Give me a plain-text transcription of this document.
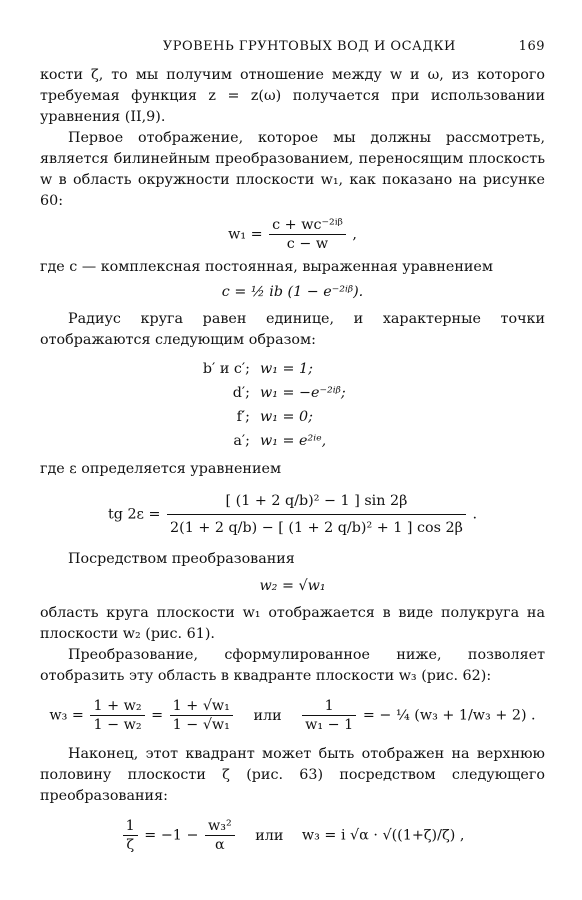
УРОВЕНЬ ГРУНТОВЫХ ВОД И ОСАДКИ	169

кости ζ, то мы получим отношение между w и ω, из которого требуемая функция z = z(ω) получается при использовании уравнения (II,9).

Первое отображение, которое мы должны рассмотреть, является билинейным преобразованием, переносящим плоскость w в область окружности плоскости w₁, как показано на рисунке 60:

$w_1 = \frac{\text{c + wc⁻²ⁱᵝ}}{c - w}$ ,

где c — комплексная постоянная, выраженная уравнением

c = ½ ib (1 − e⁻²ⁱᵝ).

Радиус круга равен единице, и характерные точки отображаются следующим образом:

b′ и c′; w₁ = 1;
d′; w₁ = −e⁻²ⁱᵝ;
f′; w₁ = 0;
a′; w₁ = e²ⁱᵉ,

где ε определяется уравнением

tg $2\varepsilon = \frac{\text{[ (1 + 2 q/b)² − 1 ] sin 2β}}{\text{2(1 + 2 q/b) − [ (1 + 2 q/b)² + 1 ] cos 2β}}$ .

Посредством преобразования

w₂ = √w₁

область круга плоскости w₁ отображается в виде полукруга на плоскости w₂ (рис. 61).

Преобразование, сформулированное ниже, позволяет отобразить эту область в квадранте плоскости w₃ (рис. 62):

$w_3 = \frac{\text{1 + w₂}}{\text{1 − w₂}} = \frac{\text{1 + √w₁}}{\text{1 − √w₁}}$ или $\frac{1}{\text{w₁ − 1}}$ = − ¼ (w₃ + 1/w₃ + 2) .

Наконец, этот квадрант может быть отображен на верхнюю половину плоскости ζ (рис. 63) посредством следующего преобразования:

$\frac{1}{\zeta} = -1 - \frac{\text{w₃²}}{\alpha}$ или w₃ = i √α · √((1+ζ)/ζ) ,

☆ ☆ ☆

● **WORK TO DO**:
Copy the whole of the material above exactly, but not its images.

● **RESPONSE FOR THIS EXERCISE**:
Give me a plain-text transcription of this document.
УРОВЕНЬ ГРУНТОВЫХ ВОД И ОСАДКИ	169

кости ζ, то мы получим отношение между w и ω, из которого требуемая функция z = z(ω) получается при использовании уравнения (II,9).

Первое отображение, которое мы должны рассмотреть, является билинейным преобразованием, переносящим плоскость w в область окружности плоскости w₁, как показано на рисунке 60:

$w_1 = \frac{\text{c + wc⁻²ⁱᵝ}}{c - w}$ ,

где c — комплексная постоянная, выраженная уравнением

c = ½ ib (1 − e⁻²ⁱᵝ).

Радиус круга равен единице, и характерные точки отображаются следующим образом:

b′ и c′; w₁ = 1;
d′; w₁ = −e⁻²ⁱᵝ;
f′; w₁ = 0;
a′; w₁ = e²ⁱᵉ,

где ε определяется уравнением

tg $2\varepsilon = \frac{\text{[ (1 + 2 q/b)² − 1 ] sin 2β}}{\text{2(1 + 2 q/b) − [ (1 + 2 q/b)² + 1 ] cos 2β}}$ .

Посредством преобразования

w₂ = √w₁

область круга плоскости w₁ отображается в виде полукруга на плоскости w₂ (рис. 61).

Преобразование, сформулированное ниже, позволяет отобразить эту область в квадранте плоскости w₃ (рис. 62):

$w_3 = \frac{\text{1 + w₂}}{\text{1 − w₂}} = \frac{\text{1 + √w₁}}{\text{1 − √w₁}}$ или $\frac{1}{\text{w₁ − 1}}$ = − ¼ (w₃ + 1/w₃ + 2) .

Наконец, этот квадрант может быть отображен на верхнюю половину плоскости ζ (рис. 63) посредством следующего преобразования:

$\frac{1}{\zeta} = -1 - \frac{\text{w₃²}}{\alpha}$ или w₃ = i √α · √((1+ζ)/ζ) ,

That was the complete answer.